**DATA TO PROCESS**
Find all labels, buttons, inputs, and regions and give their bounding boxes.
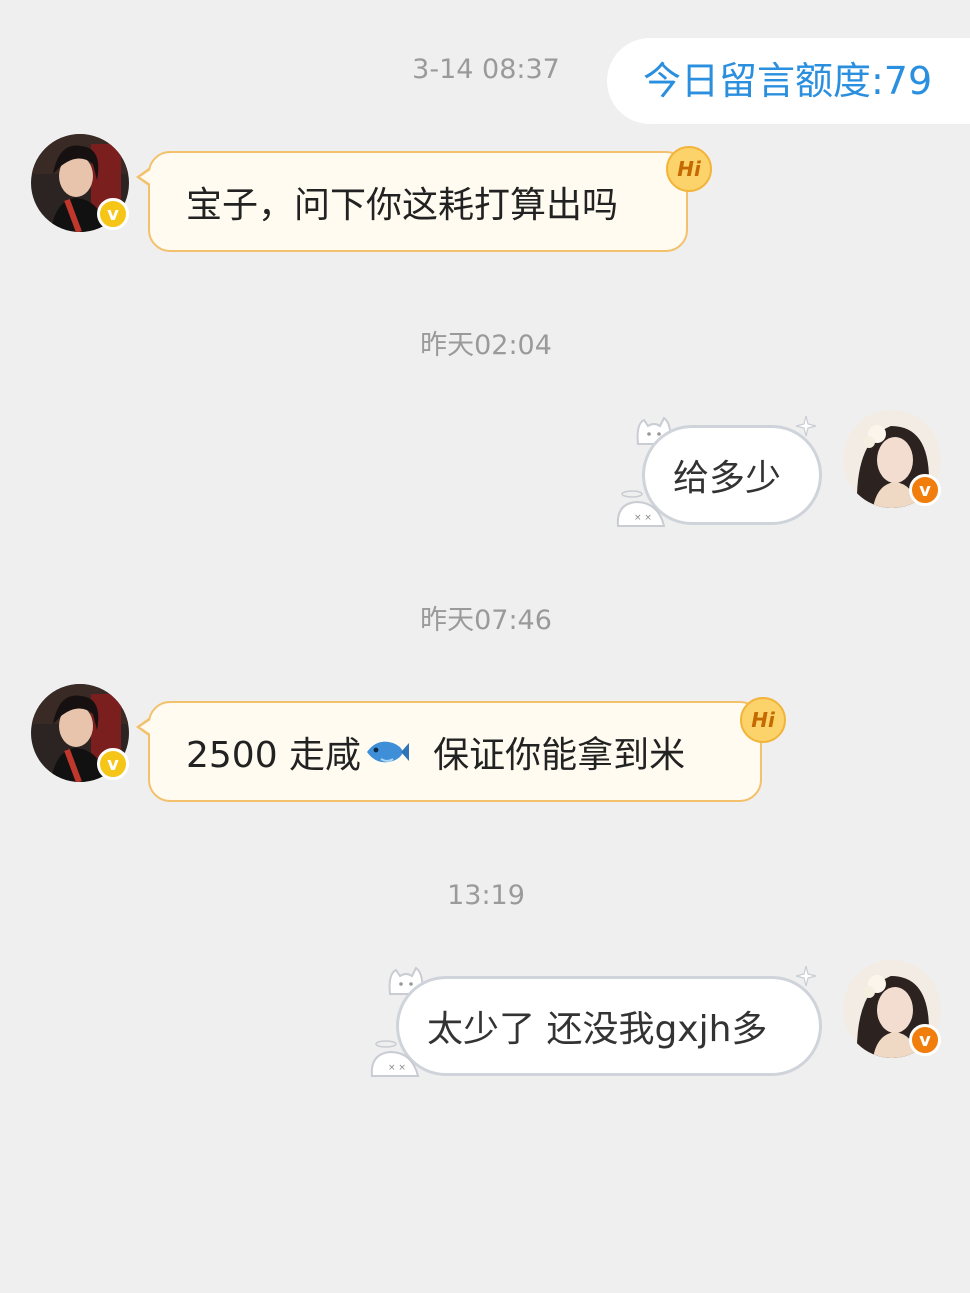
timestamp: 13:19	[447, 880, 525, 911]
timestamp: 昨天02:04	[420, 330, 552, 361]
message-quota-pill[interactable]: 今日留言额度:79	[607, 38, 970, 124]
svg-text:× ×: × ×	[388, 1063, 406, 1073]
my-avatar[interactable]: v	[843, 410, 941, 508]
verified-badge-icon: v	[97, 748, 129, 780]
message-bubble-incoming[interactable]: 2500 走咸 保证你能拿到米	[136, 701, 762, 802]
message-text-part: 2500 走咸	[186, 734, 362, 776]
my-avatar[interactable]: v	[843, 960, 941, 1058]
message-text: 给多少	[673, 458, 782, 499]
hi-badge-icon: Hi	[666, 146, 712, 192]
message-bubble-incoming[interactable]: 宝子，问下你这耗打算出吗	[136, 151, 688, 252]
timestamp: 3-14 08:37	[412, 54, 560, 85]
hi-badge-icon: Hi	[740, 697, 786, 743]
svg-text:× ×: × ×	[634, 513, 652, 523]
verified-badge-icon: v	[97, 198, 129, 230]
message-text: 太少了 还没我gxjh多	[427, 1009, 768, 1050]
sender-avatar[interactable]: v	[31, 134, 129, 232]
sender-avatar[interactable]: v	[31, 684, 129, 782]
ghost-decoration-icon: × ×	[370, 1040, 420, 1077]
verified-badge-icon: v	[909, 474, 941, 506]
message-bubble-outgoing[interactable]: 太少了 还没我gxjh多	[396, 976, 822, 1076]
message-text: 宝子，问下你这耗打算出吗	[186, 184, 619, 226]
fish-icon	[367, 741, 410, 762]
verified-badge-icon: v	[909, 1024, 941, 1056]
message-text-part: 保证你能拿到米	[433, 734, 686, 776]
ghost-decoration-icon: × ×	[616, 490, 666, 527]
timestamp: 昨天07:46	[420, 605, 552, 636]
==
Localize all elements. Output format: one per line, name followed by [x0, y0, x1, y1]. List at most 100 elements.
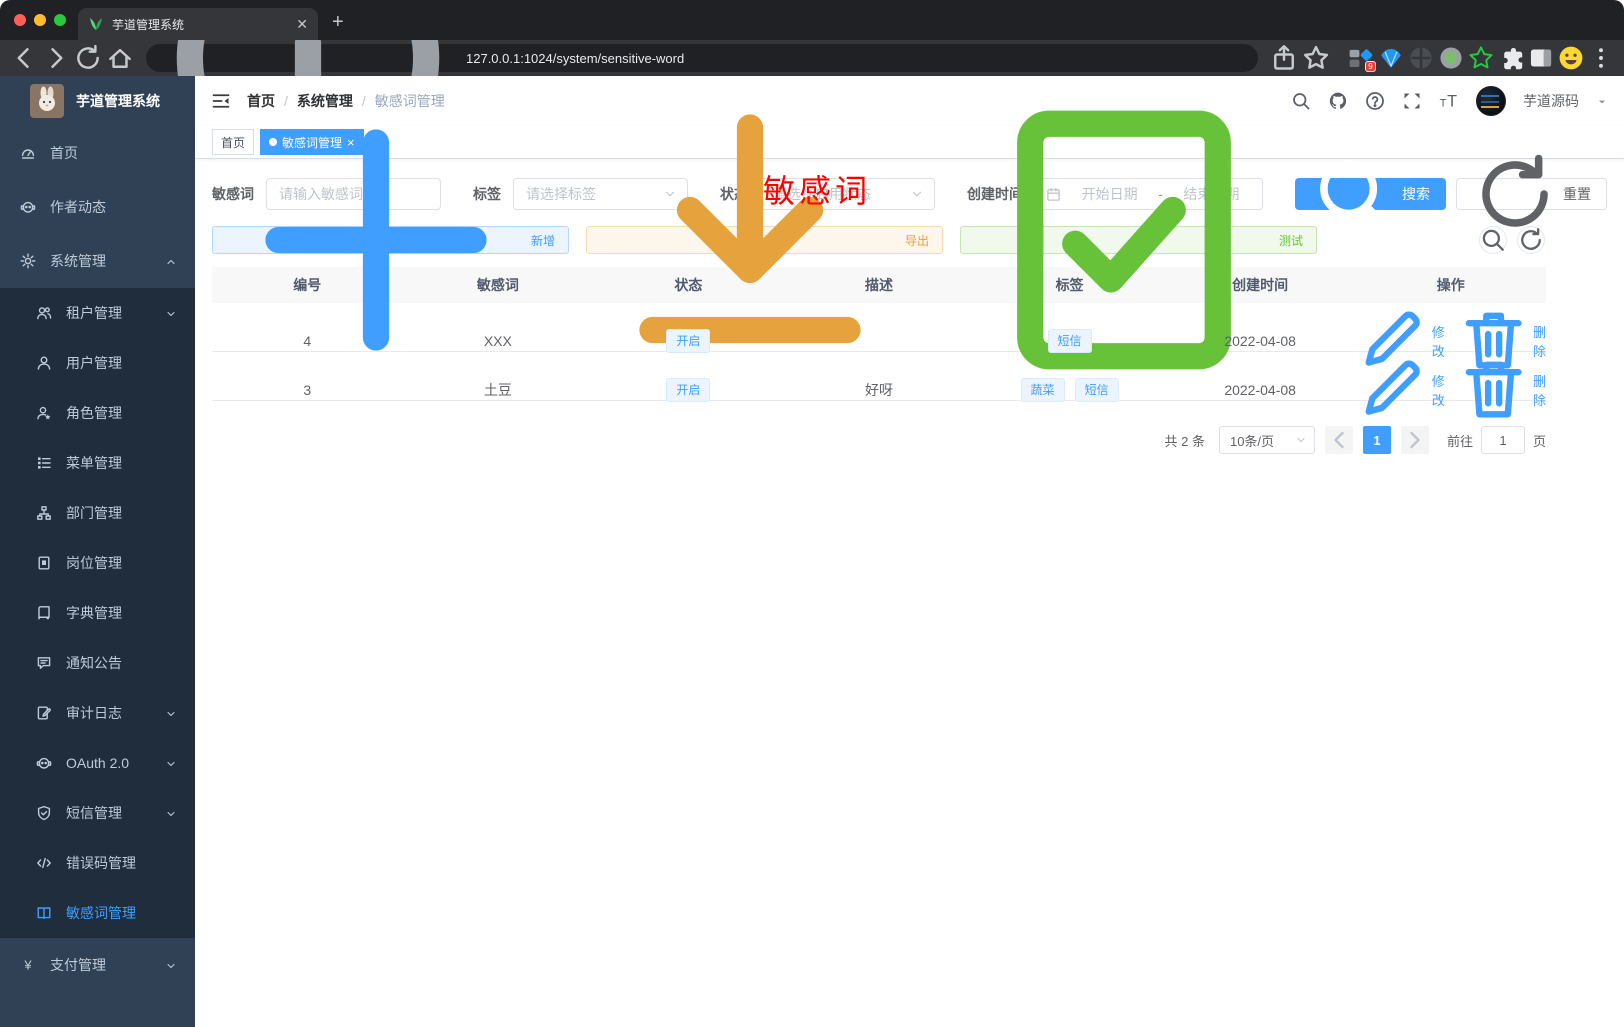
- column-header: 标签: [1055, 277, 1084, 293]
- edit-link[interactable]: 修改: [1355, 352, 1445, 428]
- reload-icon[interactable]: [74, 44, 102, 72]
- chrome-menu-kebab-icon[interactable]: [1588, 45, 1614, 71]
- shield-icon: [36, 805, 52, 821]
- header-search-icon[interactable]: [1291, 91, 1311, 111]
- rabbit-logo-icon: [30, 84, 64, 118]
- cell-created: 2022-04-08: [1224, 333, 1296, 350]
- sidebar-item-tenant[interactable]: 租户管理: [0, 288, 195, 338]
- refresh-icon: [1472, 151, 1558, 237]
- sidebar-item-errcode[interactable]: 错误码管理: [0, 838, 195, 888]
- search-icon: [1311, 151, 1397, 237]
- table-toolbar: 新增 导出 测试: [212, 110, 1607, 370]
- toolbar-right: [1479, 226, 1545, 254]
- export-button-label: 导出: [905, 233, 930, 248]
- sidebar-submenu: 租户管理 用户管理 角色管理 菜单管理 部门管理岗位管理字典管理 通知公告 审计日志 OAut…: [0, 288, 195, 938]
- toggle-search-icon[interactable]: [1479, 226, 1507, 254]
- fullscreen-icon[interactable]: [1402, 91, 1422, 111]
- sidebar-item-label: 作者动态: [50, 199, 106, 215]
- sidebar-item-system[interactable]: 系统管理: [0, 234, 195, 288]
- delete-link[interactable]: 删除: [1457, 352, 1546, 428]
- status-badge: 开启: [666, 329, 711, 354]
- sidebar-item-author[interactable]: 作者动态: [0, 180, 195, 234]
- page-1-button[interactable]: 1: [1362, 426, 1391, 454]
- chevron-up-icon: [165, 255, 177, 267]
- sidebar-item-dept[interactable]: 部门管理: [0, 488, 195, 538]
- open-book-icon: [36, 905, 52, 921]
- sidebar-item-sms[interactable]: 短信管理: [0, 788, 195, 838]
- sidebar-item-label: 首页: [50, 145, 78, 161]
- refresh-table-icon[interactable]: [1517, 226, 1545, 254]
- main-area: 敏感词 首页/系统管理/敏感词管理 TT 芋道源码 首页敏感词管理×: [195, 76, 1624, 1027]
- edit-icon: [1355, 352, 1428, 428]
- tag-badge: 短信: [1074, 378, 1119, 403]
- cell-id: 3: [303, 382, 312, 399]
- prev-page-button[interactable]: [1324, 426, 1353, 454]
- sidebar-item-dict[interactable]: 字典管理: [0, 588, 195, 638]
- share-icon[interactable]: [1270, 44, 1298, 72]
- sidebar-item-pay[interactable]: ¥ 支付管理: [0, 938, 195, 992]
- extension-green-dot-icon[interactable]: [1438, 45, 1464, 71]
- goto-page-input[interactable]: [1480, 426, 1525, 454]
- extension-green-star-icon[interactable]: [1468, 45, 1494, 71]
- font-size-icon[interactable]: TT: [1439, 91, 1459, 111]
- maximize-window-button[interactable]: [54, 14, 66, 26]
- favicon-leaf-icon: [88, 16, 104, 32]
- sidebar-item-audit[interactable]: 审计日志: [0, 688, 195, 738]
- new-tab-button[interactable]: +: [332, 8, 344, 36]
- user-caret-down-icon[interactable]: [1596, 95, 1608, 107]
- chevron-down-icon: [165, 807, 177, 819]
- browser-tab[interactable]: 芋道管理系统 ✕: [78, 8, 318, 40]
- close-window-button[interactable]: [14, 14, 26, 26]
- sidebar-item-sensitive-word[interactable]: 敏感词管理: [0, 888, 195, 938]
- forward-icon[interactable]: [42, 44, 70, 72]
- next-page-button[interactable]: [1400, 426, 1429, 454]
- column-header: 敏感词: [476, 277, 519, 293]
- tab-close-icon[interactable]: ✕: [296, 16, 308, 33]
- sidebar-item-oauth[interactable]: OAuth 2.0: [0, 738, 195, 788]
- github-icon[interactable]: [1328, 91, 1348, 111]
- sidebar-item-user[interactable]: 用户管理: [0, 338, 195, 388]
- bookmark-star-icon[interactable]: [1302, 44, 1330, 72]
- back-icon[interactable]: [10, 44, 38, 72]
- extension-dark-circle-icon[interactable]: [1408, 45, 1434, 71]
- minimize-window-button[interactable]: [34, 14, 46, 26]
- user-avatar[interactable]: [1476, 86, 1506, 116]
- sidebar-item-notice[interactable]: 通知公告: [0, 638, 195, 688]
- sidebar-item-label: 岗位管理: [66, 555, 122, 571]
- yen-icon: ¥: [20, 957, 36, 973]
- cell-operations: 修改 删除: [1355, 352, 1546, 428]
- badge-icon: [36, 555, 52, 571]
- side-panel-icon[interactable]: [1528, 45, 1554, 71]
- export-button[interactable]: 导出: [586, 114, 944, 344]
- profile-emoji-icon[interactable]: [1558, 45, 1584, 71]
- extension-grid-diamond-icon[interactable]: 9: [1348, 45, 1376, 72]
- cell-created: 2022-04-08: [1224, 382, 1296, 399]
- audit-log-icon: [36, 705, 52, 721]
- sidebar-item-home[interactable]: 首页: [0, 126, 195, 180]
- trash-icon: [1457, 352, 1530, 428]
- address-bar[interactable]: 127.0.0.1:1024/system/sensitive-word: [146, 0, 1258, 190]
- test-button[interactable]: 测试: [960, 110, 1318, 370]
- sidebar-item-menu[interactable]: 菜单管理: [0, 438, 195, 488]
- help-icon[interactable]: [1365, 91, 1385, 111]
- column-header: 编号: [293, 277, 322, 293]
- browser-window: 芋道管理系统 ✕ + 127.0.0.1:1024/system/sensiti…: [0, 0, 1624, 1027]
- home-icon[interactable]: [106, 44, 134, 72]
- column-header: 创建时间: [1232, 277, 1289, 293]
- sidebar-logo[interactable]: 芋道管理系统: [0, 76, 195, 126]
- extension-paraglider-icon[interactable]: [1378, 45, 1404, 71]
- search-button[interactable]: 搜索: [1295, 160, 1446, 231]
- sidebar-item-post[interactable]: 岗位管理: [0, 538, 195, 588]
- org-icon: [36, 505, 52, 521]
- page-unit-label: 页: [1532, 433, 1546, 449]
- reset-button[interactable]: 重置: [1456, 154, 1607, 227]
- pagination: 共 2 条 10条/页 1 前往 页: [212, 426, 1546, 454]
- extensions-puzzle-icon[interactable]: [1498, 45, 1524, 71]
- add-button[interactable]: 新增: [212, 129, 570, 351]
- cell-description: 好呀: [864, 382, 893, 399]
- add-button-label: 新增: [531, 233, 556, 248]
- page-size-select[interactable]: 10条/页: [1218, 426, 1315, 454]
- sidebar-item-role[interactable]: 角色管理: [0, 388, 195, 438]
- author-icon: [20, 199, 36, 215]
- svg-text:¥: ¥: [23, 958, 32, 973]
---
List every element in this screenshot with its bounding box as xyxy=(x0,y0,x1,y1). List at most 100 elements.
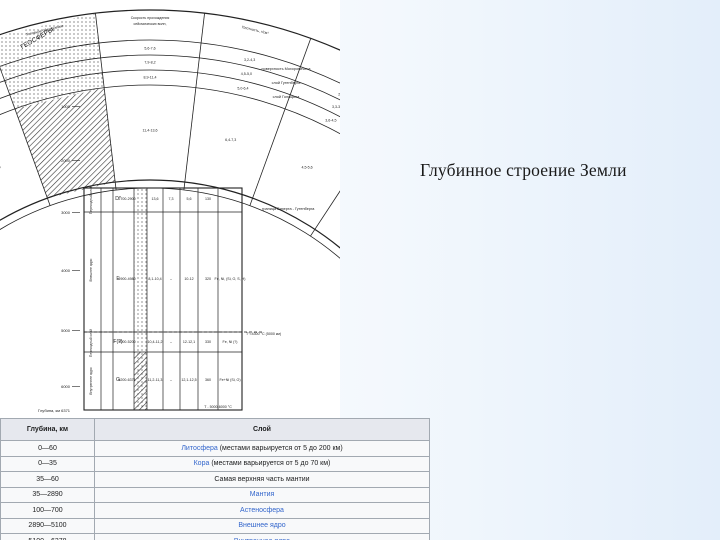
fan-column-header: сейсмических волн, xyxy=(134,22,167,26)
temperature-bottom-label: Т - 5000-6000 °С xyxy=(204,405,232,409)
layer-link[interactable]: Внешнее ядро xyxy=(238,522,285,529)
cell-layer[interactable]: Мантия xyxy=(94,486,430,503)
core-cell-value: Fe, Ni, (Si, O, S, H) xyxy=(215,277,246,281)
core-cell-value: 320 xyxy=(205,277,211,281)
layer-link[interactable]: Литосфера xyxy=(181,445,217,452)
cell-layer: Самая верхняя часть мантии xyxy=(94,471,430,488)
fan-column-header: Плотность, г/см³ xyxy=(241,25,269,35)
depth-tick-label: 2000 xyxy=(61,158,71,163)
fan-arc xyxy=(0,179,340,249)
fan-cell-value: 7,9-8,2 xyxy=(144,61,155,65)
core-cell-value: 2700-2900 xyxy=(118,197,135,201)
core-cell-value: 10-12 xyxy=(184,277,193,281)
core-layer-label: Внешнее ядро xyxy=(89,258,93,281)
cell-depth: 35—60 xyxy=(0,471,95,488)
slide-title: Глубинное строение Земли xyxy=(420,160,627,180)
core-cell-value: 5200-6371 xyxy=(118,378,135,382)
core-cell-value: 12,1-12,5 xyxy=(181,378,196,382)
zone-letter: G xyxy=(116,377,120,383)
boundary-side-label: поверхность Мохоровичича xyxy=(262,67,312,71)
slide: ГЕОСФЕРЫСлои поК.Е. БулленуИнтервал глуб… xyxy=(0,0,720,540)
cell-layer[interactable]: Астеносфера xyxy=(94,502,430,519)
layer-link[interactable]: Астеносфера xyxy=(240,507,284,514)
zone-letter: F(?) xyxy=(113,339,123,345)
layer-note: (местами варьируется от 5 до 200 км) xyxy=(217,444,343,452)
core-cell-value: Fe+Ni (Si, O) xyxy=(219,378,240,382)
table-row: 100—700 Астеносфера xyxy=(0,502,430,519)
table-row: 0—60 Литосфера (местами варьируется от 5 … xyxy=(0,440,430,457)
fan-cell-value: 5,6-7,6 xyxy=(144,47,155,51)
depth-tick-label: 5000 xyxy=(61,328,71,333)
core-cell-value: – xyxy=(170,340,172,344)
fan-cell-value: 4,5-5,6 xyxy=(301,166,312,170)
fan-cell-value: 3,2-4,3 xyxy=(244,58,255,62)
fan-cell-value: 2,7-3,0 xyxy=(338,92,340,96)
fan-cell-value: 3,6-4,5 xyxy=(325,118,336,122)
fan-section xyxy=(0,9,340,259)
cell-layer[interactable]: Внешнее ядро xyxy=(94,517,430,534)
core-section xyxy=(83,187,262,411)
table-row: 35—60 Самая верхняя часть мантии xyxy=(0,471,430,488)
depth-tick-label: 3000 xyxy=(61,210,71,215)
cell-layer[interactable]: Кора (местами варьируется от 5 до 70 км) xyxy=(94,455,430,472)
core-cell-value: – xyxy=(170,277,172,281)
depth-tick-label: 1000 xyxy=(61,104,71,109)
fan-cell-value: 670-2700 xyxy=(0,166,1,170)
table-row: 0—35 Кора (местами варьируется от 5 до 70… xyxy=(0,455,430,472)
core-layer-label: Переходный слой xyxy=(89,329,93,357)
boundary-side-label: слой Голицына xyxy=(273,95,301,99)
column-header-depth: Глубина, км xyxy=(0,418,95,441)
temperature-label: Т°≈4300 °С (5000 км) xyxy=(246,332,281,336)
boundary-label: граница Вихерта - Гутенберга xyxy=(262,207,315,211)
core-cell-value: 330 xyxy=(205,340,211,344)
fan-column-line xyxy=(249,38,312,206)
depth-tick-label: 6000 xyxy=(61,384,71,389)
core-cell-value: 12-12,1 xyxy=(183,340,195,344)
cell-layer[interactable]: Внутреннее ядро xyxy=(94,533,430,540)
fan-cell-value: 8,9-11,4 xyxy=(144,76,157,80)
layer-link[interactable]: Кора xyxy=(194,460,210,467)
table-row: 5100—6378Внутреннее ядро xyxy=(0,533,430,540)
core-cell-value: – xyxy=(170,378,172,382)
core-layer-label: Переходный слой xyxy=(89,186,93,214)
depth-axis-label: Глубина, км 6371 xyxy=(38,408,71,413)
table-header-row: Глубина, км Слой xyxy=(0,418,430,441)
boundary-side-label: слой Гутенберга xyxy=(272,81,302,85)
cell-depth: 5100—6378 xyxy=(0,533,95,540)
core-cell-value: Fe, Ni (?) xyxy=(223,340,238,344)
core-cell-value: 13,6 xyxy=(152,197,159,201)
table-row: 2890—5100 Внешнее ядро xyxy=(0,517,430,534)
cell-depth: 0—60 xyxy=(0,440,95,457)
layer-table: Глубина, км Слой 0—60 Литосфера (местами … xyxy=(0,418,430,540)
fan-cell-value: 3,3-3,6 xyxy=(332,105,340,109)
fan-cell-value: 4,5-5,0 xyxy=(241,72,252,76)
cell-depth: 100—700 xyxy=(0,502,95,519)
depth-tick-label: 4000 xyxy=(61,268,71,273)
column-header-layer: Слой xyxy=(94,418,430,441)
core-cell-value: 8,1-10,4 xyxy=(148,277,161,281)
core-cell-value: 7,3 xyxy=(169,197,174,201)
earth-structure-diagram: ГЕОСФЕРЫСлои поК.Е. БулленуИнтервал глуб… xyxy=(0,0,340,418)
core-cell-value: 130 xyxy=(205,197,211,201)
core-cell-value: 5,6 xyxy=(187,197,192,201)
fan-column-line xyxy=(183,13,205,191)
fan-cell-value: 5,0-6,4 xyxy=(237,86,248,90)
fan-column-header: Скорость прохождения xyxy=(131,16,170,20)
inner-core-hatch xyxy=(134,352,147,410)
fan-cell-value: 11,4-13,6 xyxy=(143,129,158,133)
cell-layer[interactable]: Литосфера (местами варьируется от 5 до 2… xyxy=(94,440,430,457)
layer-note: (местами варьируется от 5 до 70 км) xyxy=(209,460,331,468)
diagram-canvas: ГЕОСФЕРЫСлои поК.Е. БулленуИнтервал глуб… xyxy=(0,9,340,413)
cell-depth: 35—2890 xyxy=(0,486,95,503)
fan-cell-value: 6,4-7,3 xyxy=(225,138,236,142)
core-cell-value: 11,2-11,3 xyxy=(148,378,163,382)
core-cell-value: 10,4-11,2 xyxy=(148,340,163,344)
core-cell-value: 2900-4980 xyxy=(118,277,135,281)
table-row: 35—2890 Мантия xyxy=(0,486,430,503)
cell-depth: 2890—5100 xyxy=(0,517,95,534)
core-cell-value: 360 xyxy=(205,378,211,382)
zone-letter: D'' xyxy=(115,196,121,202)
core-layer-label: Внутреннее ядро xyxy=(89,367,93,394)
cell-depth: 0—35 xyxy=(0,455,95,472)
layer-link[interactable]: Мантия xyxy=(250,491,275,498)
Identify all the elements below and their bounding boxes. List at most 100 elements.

**WORK TO COMPLETE**
Rewrite everything from the line containing "Find all labels, buttons, inputs, and" down to the line containing "605, 552, 636]", changing "timestamp" to "time-label" and keeping all else the same. Leave the pictures out of your answer.

**EXERCISE SOLUTION**
Find all labels, buttons, inputs, and regions and give their bounding boxes.
time-label: 13:19	[447, 880, 525, 911]
time-label: 昨天02:04	[420, 330, 552, 361]
message-quota-pill[interactable]: 今日留言额度:79	[607, 38, 970, 124]
svg-text:× ×: × ×	[388, 1063, 406, 1073]
my-avatar[interactable]: v	[843, 410, 941, 508]
verified-badge-icon: v	[97, 748, 129, 780]
message-bubble-incoming[interactable]: 2500 走咸 保证你能拿到米	[136, 701, 762, 802]
message-text-part: 2500 走咸	[186, 734, 362, 776]
my-avatar[interactable]: v	[843, 960, 941, 1058]
message-text: 给多少	[673, 458, 782, 499]
hi-badge-icon: Hi	[666, 146, 712, 192]
message-bubble-incoming[interactable]: 宝子，问下你这耗打算出吗	[136, 151, 688, 252]
time-label: 3-14 08:37	[412, 54, 560, 85]
hi-badge-icon: Hi	[740, 697, 786, 743]
svg-text:× ×: × ×	[634, 513, 652, 523]
verified-badge-icon: v	[97, 198, 129, 230]
message-text: 太少了 还没我gxjh多	[427, 1009, 768, 1050]
sender-avatar[interactable]: v	[31, 134, 129, 232]
sender-avatar[interactable]: v	[31, 684, 129, 782]
ghost-decoration-icon: × ×	[370, 1040, 420, 1077]
verified-badge-icon: v	[909, 474, 941, 506]
message-bubble-outgoing[interactable]: 太少了 还没我gxjh多	[396, 976, 822, 1076]
message-text: 宝子，问下你这耗打算出吗	[186, 184, 619, 226]
fish-icon	[367, 741, 410, 762]
verified-badge-icon: v	[909, 1024, 941, 1056]
message-text-part: 保证你能拿到米	[433, 734, 686, 776]
ghost-decoration-icon: × ×	[616, 490, 666, 527]
time-label: 昨天07:46	[420, 605, 552, 636]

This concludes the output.